• **STATED TASK**:
Repeat all of the data precisely.
**** ROWS
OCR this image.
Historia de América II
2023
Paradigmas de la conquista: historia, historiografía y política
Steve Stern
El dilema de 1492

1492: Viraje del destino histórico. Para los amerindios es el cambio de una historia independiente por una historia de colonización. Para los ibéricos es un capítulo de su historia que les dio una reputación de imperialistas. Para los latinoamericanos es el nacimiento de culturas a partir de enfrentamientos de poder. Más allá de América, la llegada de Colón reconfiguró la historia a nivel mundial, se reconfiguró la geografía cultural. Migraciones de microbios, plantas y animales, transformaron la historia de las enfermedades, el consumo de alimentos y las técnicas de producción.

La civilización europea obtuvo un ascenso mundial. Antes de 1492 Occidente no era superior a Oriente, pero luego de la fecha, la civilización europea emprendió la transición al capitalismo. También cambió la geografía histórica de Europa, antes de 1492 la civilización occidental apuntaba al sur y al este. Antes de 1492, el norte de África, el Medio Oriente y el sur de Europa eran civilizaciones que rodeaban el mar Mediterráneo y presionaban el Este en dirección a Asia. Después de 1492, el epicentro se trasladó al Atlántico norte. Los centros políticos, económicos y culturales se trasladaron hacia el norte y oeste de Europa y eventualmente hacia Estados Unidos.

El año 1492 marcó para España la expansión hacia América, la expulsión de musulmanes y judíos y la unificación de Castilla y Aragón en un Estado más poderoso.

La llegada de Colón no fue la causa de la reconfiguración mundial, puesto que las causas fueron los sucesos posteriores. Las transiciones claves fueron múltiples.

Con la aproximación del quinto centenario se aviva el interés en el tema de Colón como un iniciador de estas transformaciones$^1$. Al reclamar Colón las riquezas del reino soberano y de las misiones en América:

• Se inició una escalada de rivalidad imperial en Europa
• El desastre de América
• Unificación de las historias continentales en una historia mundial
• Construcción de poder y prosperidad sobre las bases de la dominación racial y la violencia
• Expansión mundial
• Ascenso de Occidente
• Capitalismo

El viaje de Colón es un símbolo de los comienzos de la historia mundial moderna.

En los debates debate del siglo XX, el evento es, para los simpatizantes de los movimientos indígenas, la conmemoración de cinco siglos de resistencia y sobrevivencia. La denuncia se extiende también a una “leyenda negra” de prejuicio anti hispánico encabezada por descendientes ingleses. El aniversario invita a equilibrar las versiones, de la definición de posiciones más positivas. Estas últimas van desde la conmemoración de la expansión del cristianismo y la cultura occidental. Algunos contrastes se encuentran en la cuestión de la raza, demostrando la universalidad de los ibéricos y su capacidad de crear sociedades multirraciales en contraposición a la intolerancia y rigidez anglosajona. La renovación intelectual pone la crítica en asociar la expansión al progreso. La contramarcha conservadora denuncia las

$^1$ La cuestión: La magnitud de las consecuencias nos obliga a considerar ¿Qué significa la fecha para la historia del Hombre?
********
• **SOLUTION FOR THIS EXERCISE**:
OCR this image.
Historia de América II
2023
Paradigmas de la conquista: historia, historiografía y política
Steve Stern
El dilema de 1492

1492: Viraje del destino histórico. Para los amerindios es el cambio de una historia independiente por una historia de colonización. Para los ibéricos es un capítulo de su historia que les dio una reputación de imperialistas. Para los latinoamericanos es el nacimiento de culturas a partir de enfrentamientos de poder. Más allá de América, la llegada de Colón reconfiguró la historia a nivel mundial, se reconfiguró la geografía cultural. Migraciones de microbios, plantas y animales, transformaron la historia de las enfermedades, el consumo de alimentos y las técnicas de producción.

La civilización europea obtuvo un ascenso mundial. Antes de 1492 Occidente no era superior a Oriente, pero luego de la fecha, la civilización europea emprendió la transición al capitalismo. También cambió la geografía histórica de Europa, antes de 1492 la civilización occidental apuntaba al sur y al este. Antes de 1492, el norte de África, el Medio Oriente y el sur de Europa eran civilizaciones que rodeaban el mar Mediterráneo y presionaban el Este en dirección a Asia. Después de 1492, el epicentro se trasladó al Atlántico norte. Los centros políticos, económicos y culturales se trasladaron hacia el norte y oeste de Europa y eventualmente hacia Estados Unidos.

El año 1492 marcó para España la expansión hacia América, la expulsión de musulmanes y judíos y la unificación de Castilla y Aragón en un Estado más poderoso.

La llegada de Colón no fue la causa de la reconfiguración mundial, puesto que las causas fueron los sucesos posteriores. Las transiciones claves fueron múltiples.

Con la aproximación del quinto centenario se aviva el interés en el tema de Colón como un iniciador de estas transformaciones$^1$. Al reclamar Colón las riquezas del reino soberano y de las misiones en América:

• Se inició una escalada de rivalidad imperial en Europa
• El desastre de América
• Unificación de las historias continentales en una historia mundial
• Construcción de poder y prosperidad sobre las bases de la dominación racial y la violencia
• Expansión mundial
• Ascenso de Occidente
• Capitalismo

El viaje de Colón es un símbolo de los comienzos de la historia mundial moderna.

En los debates debate del siglo XX, el evento es, para los simpatizantes de los movimientos indígenas, la conmemoración de cinco siglos de resistencia y sobrevivencia. La denuncia se extiende también a una “leyenda negra” de prejuicio anti hispánico encabezada por descendientes ingleses. El aniversario invita a equilibrar las versiones, de la definición de posiciones más positivas. Estas últimas van desde la conmemoración de la expansión del cristianismo y la cultura occidental. Algunos contrastes se encuentran en la cuestión de la raza, demostrando la universalidad de los ibéricos y su capacidad de crear sociedades multirraciales en contraposición a la intolerancia y rigidez anglosajona. La renovación intelectual pone la crítica en asociar la expansión al progreso. La contramarcha conservadora denuncia las

$^1$ La cuestión: La magnitud de las consecuencias nos obliga a considerar ¿Qué significa la fecha para la historia del Hombre?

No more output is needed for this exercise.